■ TASK REQUIREMENTS
Set down, in full, every record in the block.

■ MATERIAL FOR THIS EXERCISE
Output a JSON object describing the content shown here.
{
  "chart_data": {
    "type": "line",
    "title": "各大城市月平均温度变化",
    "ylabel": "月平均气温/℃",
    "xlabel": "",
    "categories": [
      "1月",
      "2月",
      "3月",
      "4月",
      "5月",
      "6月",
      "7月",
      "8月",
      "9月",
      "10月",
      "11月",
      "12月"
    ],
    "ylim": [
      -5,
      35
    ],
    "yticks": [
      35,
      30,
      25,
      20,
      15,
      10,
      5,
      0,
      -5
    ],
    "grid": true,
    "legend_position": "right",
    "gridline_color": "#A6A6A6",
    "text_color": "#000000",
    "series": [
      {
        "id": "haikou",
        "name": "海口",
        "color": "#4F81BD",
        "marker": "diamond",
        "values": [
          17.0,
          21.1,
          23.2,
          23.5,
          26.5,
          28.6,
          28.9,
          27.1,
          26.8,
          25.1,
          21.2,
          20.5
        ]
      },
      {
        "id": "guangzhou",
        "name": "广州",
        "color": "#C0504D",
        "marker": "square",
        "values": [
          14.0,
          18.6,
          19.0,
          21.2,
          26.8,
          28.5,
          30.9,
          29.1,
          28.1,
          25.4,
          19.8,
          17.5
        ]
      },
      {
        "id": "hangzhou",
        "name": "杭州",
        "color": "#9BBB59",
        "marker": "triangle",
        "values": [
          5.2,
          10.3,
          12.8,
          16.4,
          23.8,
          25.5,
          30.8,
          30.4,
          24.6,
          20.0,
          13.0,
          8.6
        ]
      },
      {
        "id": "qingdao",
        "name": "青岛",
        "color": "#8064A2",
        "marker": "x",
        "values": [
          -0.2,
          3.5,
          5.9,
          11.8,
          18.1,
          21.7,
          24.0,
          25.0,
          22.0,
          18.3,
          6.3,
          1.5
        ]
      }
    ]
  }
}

■ TASK OUTPUT
Output a JSON object describing the content shown here.
{
  "chart_data": {
    "type": "line",
    "title": "各大城市月平均温度变化",
    "ylabel": "月平均气温/℃",
    "xlabel": "",
    "categories": [
      "1月",
      "2月",
      "3月",
      "4月",
      "5月",
      "6月",
      "7月",
      "8月",
      "9月",
      "10月",
      "11月",
      "12月"
    ],
    "ylim": [
      -5,
      35
    ],
    "yticks": [
      35,
      30,
      25,
      20,
      15,
      10,
      5,
      0,
      -5
    ],
    "grid": true,
    "legend_position": "right",
    "gridline_color": "#A6A6A6",
    "text_color": "#000000",
    "series": [
      {
        "id": "haikou",
        "name": "海口",
        "color": "#4F81BD",
        "marker": "diamond",
        "values": [
          17.0,
          21.1,
          23.2,
          23.5,
          26.5,
          28.6,
          28.9,
          27.1,
          26.8,
          25.1,
          21.2,
          20.5
        ]
      },
      {
        "id": "guangzhou",
        "name": "广州",
        "color": "#C0504D",
        "marker": "square",
        "values": [
          14.0,
          18.6,
          19.0,
          21.2,
          26.8,
          28.5,
          30.9,
          29.1,
          28.1,
          25.4,
          19.8,
          17.5
        ]
      },
      {
        "id": "hangzhou",
        "name": "杭州",
        "color": "#9BBB59",
        "marker": "triangle",
        "values": [
          5.2,
          10.3,
          12.8,
          16.4,
          23.8,
          25.5,
          30.8,
          30.4,
          24.6,
          20.0,
          13.0,
          8.6
        ]
      },
      {
        "id": "qingdao",
        "name": "青岛",
        "color": "#8064A2",
        "marker": "x",
        "values": [
          -0.2,
          3.5,
          5.9,
          11.8,
          18.1,
          21.7,
          24.0,
          25.0,
          22.0,
          18.3,
          6.3,
          1.5
        ]
      }
    ]
  }
}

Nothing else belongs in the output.